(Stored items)
|---|

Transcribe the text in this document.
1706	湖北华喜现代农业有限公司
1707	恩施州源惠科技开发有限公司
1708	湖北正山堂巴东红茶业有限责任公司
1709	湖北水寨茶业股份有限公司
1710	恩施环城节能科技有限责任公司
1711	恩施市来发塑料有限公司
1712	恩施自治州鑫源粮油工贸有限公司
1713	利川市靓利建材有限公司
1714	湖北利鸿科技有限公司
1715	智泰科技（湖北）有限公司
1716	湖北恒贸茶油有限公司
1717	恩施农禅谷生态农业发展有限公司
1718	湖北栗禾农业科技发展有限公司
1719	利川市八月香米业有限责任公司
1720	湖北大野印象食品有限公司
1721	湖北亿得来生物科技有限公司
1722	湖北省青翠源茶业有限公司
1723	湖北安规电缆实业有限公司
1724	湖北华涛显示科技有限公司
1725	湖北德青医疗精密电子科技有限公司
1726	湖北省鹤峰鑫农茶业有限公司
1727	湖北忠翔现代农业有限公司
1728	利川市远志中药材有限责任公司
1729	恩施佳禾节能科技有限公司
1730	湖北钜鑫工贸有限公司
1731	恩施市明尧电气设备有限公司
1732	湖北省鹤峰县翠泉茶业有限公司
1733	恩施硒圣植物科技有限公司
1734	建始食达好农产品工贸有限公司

|---|

__WHAT IS BEING ASKED__. Set down all of the entries exactly, please.

__TASK OUTPUT__.
Transcribe the text in this document.
1706	湖北华喜现代农业有限公司
1707	恩施州源惠科技开发有限公司
1708	湖北正山堂巴东红茶业有限责任公司
1709	湖北水寨茶业股份有限公司
1710	恩施环城节能科技有限责任公司
1711	恩施市来发塑料有限公司
1712	恩施自治州鑫源粮油工贸有限公司
1713	利川市靓利建材有限公司
1714	湖北利鸿科技有限公司
1715	智泰科技（湖北）有限公司
1716	湖北恒贸茶油有限公司
1717	恩施农禅谷生态农业发展有限公司
1718	湖北栗禾农业科技发展有限公司
1719	利川市八月香米业有限责任公司
1720	湖北大野印象食品有限公司
1721	湖北亿得来生物科技有限公司
1722	湖北省青翠源茶业有限公司
1723	湖北安规电缆实业有限公司
1724	湖北华涛显示科技有限公司
1725	湖北德青医疗精密电子科技有限公司
1726	湖北省鹤峰鑫农茶业有限公司
1727	湖北忠翔现代农业有限公司
1728	利川市远志中药材有限责任公司
1729	恩施佳禾节能科技有限公司
1730	湖北钜鑫工贸有限公司
1731	恩施市明尧电气设备有限公司
1732	湖北省鹤峰县翠泉茶业有限公司
1733	恩施硒圣植物科技有限公司
1734	建始食达好农产品工贸有限公司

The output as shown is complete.